> _DO THIS_: Copy every line that holds "TradingView".

——————

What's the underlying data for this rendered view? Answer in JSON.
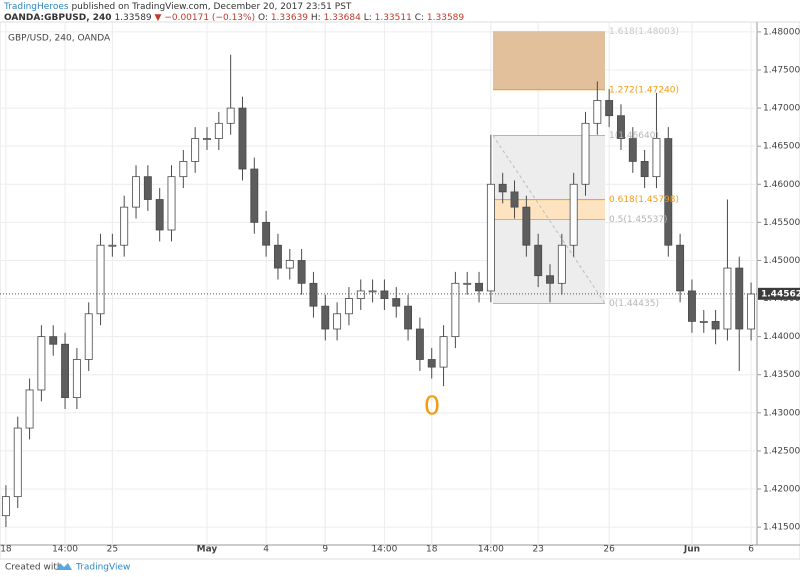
{
  "header": {
    "publisher": "TradingHeroes",
    "published": "published on TradingView.com, December 20, 2017 23:51 PST",
    "symbol": "OANDA:GBPUSD, 240",
    "price": "1.33589",
    "change": "▼ −0.00171 (−0.13%)",
    "ohlc": [
      {
        "label": "O:",
        "value": "1.33639"
      },
      {
        "label": "H:",
        "value": "1.33684"
      },
      {
        "label": "L:",
        "value": "1.33511"
      },
      {
        "label": "C:",
        "value": "1.33589"
      }
    ]
  },
  "footer": {
    "created": "Created with",
    "brand": "TradingView"
  },
  "chart_data": {
    "type": "candlestick",
    "title": "GBP/USD, 240, OANDA",
    "categories": [
      "18",
      null,
      null,
      null,
      null,
      "14:00",
      null,
      null,
      null,
      "25",
      null,
      null,
      null,
      null,
      null,
      null,
      null,
      "May",
      null,
      null,
      null,
      null,
      "4",
      null,
      null,
      null,
      null,
      "9",
      null,
      null,
      null,
      null,
      "14:00",
      null,
      null,
      null,
      "18",
      null,
      null,
      null,
      null,
      "14:00",
      null,
      null,
      null,
      "23",
      null,
      null,
      null,
      null,
      null,
      "26",
      null,
      null,
      null,
      null,
      null,
      null,
      "Jun",
      null,
      null,
      null,
      null,
      "6"
    ],
    "open": [
      1.4165,
      1.419,
      1.428,
      1.433,
      1.44,
      1.439,
      1.432,
      1.437,
      1.443,
      1.452,
      1.452,
      1.457,
      1.461,
      1.458,
      1.454,
      1.461,
      1.463,
      1.466,
      1.466,
      1.468,
      1.47,
      1.462,
      1.455,
      1.452,
      1.449,
      1.45,
      1.447,
      1.444,
      1.441,
      1.443,
      1.445,
      1.446,
      1.446,
      1.445,
      1.444,
      1.441,
      1.437,
      1.436,
      1.44,
      1.447,
      1.447,
      1.446,
      1.46,
      1.459,
      1.457,
      1.452,
      1.448,
      1.447,
      1.452,
      1.46,
      1.468,
      1.471,
      1.469,
      1.466,
      1.463,
      1.461,
      1.466,
      1.452,
      1.446,
      1.442,
      1.442,
      1.441,
      1.449,
      1.441
    ],
    "high": [
      1.4205,
      1.4295,
      1.4345,
      1.4415,
      1.4415,
      1.4405,
      1.4385,
      1.4445,
      1.4535,
      1.4535,
      1.4585,
      1.4625,
      1.4625,
      1.4595,
      1.4625,
      1.4645,
      1.4675,
      1.4675,
      1.4695,
      1.477,
      1.4715,
      1.4635,
      1.4565,
      1.4535,
      1.4515,
      1.4515,
      1.4485,
      1.4455,
      1.4445,
      1.4465,
      1.4475,
      1.4475,
      1.4475,
      1.4465,
      1.4455,
      1.4425,
      1.4385,
      1.4415,
      1.4485,
      1.4485,
      1.4485,
      1.4665,
      1.4615,
      1.4605,
      1.4585,
      1.4535,
      1.4495,
      1.4535,
      1.4615,
      1.4695,
      1.4735,
      1.4725,
      1.4705,
      1.4675,
      1.4645,
      1.472,
      1.4675,
      1.4535,
      1.4475,
      1.4435,
      1.4435,
      1.458,
      1.4505,
      1.4471
    ],
    "low": [
      1.415,
      1.4175,
      1.4265,
      1.4315,
      1.4375,
      1.4305,
      1.4305,
      1.4355,
      1.4415,
      1.4505,
      1.4505,
      1.4555,
      1.4565,
      1.4525,
      1.4525,
      1.4595,
      1.4615,
      1.4645,
      1.4645,
      1.4665,
      1.4605,
      1.4535,
      1.4505,
      1.4475,
      1.4475,
      1.4455,
      1.4425,
      1.4395,
      1.4395,
      1.4415,
      1.4435,
      1.4445,
      1.4435,
      1.4425,
      1.4395,
      1.4355,
      1.4345,
      1.4335,
      1.4385,
      1.4455,
      1.4445,
      1.4445,
      1.4575,
      1.4555,
      1.4505,
      1.4465,
      1.4445,
      1.4455,
      1.4505,
      1.4585,
      1.4665,
      1.4675,
      1.4645,
      1.4615,
      1.4595,
      1.4595,
      1.4505,
      1.4445,
      1.4405,
      1.4405,
      1.439,
      1.4395,
      1.4355,
      1.4395
    ],
    "close": [
      1.419,
      1.428,
      1.433,
      1.44,
      1.439,
      1.432,
      1.437,
      1.443,
      1.452,
      1.452,
      1.457,
      1.461,
      1.458,
      1.454,
      1.461,
      1.463,
      1.466,
      1.466,
      1.468,
      1.47,
      1.462,
      1.455,
      1.452,
      1.449,
      1.45,
      1.447,
      1.444,
      1.441,
      1.443,
      1.445,
      1.446,
      1.446,
      1.445,
      1.444,
      1.441,
      1.437,
      1.436,
      1.44,
      1.447,
      1.447,
      1.446,
      1.46,
      1.459,
      1.457,
      1.452,
      1.448,
      1.447,
      1.452,
      1.46,
      1.468,
      1.471,
      1.469,
      1.466,
      1.463,
      1.461,
      1.466,
      1.452,
      1.446,
      1.442,
      1.442,
      1.441,
      1.449,
      1.441,
      1.4456
    ],
    "up_color": "#ffffff",
    "down_color": "#5d5d5d",
    "wick_color": "#4a4a4a",
    "ylim": [
      1.41265,
      1.4813
    ],
    "yticks": [
      {
        "value": 1.415,
        "label": "1.41500"
      },
      {
        "value": 1.42,
        "label": "1.42000"
      },
      {
        "value": 1.425,
        "label": "1.42500"
      },
      {
        "value": 1.43,
        "label": "1.43000"
      },
      {
        "value": 1.435,
        "label": "1.43500"
      },
      {
        "value": 1.44,
        "label": "1.44000"
      },
      {
        "value": 1.445,
        "label": "1.44500"
      },
      {
        "value": 1.45,
        "label": "1.45000"
      },
      {
        "value": 1.455,
        "label": "1.45500"
      },
      {
        "value": 1.46,
        "label": "1.46000"
      },
      {
        "value": 1.465,
        "label": "1.46500"
      },
      {
        "value": 1.47,
        "label": "1.47000"
      },
      {
        "value": 1.475,
        "label": "1.47500"
      },
      {
        "value": 1.48,
        "label": "1.48000"
      }
    ],
    "grid": true,
    "last_price": 1.44562,
    "annotation": "0",
    "fib_levels": [
      {
        "price": 1.44435,
        "label": "0(1.44435)",
        "color": "#b5b5b5"
      },
      {
        "price": 1.45537,
        "label": "0.5(1.45537)",
        "color": "#b5b5b5"
      },
      {
        "price": 1.45798,
        "label": "0.618(1.45798)",
        "color": "#f39c12"
      },
      {
        "price": 1.4664,
        "label": "1(1.46640)",
        "color": "#b5b5b5"
      },
      {
        "price": 1.4724,
        "label": "1.272(1.47240)",
        "color": "#f39c12"
      },
      {
        "price": 1.48003,
        "label": "1.618(1.48003)",
        "color": "#c8c8c8"
      }
    ]
  }
}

——————

> _FULL ANSWER_:
    "published": "published on TradingView.com, December 20, 2017 23:51 PST",
    "brand": "TradingView"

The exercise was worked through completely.